INSTRUCTIONS TO FOLLOW: The entries below are to be written out again without alteration.

DATASET ENTRIES:
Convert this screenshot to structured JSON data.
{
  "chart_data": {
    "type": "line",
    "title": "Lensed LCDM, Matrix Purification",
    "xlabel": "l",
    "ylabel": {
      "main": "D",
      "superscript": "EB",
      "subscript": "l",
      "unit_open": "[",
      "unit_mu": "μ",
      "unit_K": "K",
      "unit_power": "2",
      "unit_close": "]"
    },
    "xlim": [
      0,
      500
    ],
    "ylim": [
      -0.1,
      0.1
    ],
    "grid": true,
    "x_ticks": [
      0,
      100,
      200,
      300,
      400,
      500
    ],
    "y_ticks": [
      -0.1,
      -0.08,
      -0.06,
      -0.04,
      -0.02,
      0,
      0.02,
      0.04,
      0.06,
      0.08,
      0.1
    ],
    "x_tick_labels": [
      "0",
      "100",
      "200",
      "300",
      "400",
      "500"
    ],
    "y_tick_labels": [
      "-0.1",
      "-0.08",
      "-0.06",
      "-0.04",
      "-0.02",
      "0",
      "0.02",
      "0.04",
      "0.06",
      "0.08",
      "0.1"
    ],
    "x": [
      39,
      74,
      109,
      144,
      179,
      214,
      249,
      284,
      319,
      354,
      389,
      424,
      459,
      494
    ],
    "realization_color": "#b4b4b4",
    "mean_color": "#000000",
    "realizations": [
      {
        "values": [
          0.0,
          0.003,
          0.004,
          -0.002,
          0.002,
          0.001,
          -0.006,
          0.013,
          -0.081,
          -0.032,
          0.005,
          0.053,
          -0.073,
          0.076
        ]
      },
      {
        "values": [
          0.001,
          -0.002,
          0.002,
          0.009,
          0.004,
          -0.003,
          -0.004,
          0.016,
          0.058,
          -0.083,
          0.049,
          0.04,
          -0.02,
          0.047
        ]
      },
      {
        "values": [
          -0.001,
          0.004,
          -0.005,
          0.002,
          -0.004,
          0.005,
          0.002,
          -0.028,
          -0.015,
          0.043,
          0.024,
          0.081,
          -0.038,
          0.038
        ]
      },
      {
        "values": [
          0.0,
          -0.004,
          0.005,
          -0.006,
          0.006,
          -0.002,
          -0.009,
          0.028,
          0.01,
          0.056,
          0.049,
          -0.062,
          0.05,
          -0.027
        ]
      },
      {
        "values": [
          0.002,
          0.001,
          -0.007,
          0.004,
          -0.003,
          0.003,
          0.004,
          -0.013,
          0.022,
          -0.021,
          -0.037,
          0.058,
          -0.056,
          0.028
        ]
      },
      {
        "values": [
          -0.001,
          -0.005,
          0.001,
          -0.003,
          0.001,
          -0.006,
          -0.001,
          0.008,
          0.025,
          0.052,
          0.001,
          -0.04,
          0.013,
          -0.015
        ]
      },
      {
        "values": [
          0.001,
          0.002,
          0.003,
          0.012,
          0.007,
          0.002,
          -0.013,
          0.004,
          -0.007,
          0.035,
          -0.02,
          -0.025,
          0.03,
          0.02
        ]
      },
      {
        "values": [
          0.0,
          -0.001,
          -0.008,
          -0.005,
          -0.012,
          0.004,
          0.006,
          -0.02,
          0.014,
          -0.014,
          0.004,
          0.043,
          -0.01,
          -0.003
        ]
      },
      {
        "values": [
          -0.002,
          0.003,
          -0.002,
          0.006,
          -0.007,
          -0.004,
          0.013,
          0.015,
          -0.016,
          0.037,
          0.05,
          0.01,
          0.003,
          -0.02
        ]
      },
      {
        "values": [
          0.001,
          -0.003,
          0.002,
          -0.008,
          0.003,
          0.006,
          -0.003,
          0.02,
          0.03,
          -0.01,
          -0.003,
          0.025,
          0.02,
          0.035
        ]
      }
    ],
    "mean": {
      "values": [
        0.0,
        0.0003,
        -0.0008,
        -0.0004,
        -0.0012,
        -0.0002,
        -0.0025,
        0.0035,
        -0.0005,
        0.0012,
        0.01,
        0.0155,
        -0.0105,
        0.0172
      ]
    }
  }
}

SOLUTION TO THIS EXERCISE:
Convert this screenshot to structured JSON data.
{
  "chart_data": {
    "type": "line",
    "title": "Lensed LCDM, Matrix Purification",
    "xlabel": "l",
    "ylabel": {
      "main": "D",
      "superscript": "EB",
      "subscript": "l",
      "unit_open": "[",
      "unit_mu": "μ",
      "unit_K": "K",
      "unit_power": "2",
      "unit_close": "]"
    },
    "xlim": [
      0,
      500
    ],
    "ylim": [
      -0.1,
      0.1
    ],
    "grid": true,
    "x_ticks": [
      0,
      100,
      200,
      300,
      400,
      500
    ],
    "y_ticks": [
      -0.1,
      -0.08,
      -0.06,
      -0.04,
      -0.02,
      0,
      0.02,
      0.04,
      0.06,
      0.08,
      0.1
    ],
    "x_tick_labels": [
      "0",
      "100",
      "200",
      "300",
      "400",
      "500"
    ],
    "y_tick_labels": [
      "-0.1",
      "-0.08",
      "-0.06",
      "-0.04",
      "-0.02",
      "0",
      "0.02",
      "0.04",
      "0.06",
      "0.08",
      "0.1"
    ],
    "x": [
      39,
      74,
      109,
      144,
      179,
      214,
      249,
      284,
      319,
      354,
      389,
      424,
      459,
      494
    ],
    "realization_color": "#b4b4b4",
    "mean_color": "#000000",
    "realizations": [
      {
        "values": [
          0.0,
          0.003,
          0.004,
          -0.002,
          0.002,
          0.001,
          -0.006,
          0.013,
          -0.081,
          -0.032,
          0.005,
          0.053,
          -0.073,
          0.076
        ]
      },
      {
        "values": [
          0.001,
          -0.002,
          0.002,
          0.009,
          0.004,
          -0.003,
          -0.004,
          0.016,
          0.058,
          -0.083,
          0.049,
          0.04,
          -0.02,
          0.047
        ]
      },
      {
        "values": [
          -0.001,
          0.004,
          -0.005,
          0.002,
          -0.004,
          0.005,
          0.002,
          -0.028,
          -0.015,
          0.043,
          0.024,
          0.081,
          -0.038,
          0.038
        ]
      },
      {
        "values": [
          0.0,
          -0.004,
          0.005,
          -0.006,
          0.006,
          -0.002,
          -0.009,
          0.028,
          0.01,
          0.056,
          0.049,
          -0.062,
          0.05,
          -0.027
        ]
      },
      {
        "values": [
          0.002,
          0.001,
          -0.007,
          0.004,
          -0.003,
          0.003,
          0.004,
          -0.013,
          0.022,
          -0.021,
          -0.037,
          0.058,
          -0.056,
          0.028
        ]
      },
      {
        "values": [
          -0.001,
          -0.005,
          0.001,
          -0.003,
          0.001,
          -0.006,
          -0.001,
          0.008,
          0.025,
          0.052,
          0.001,
          -0.04,
          0.013,
          -0.015
        ]
      },
      {
        "values": [
          0.001,
          0.002,
          0.003,
          0.012,
          0.007,
          0.002,
          -0.013,
          0.004,
          -0.007,
          0.035,
          -0.02,
          -0.025,
          0.03,
          0.02
        ]
      },
      {
        "values": [
          0.0,
          -0.001,
          -0.008,
          -0.005,
          -0.012,
          0.004,
          0.006,
          -0.02,
          0.014,
          -0.014,
          0.004,
          0.043,
          -0.01,
          -0.003
        ]
      },
      {
        "values": [
          -0.002,
          0.003,
          -0.002,
          0.006,
          -0.007,
          -0.004,
          0.013,
          0.015,
          -0.016,
          0.037,
          0.05,
          0.01,
          0.003,
          -0.02
        ]
      },
      {
        "values": [
          0.001,
          -0.003,
          0.002,
          -0.008,
          0.003,
          0.006,
          -0.003,
          0.02,
          0.03,
          -0.01,
          -0.003,
          0.025,
          0.02,
          0.035
        ]
      }
    ],
    "mean": {
      "values": [
        0.0,
        0.0003,
        -0.0008,
        -0.0004,
        -0.0012,
        -0.0002,
        -0.0025,
        0.0035,
        -0.0005,
        0.0012,
        0.01,
        0.0155,
        -0.0105,
        0.0172
      ]
    }
  }
}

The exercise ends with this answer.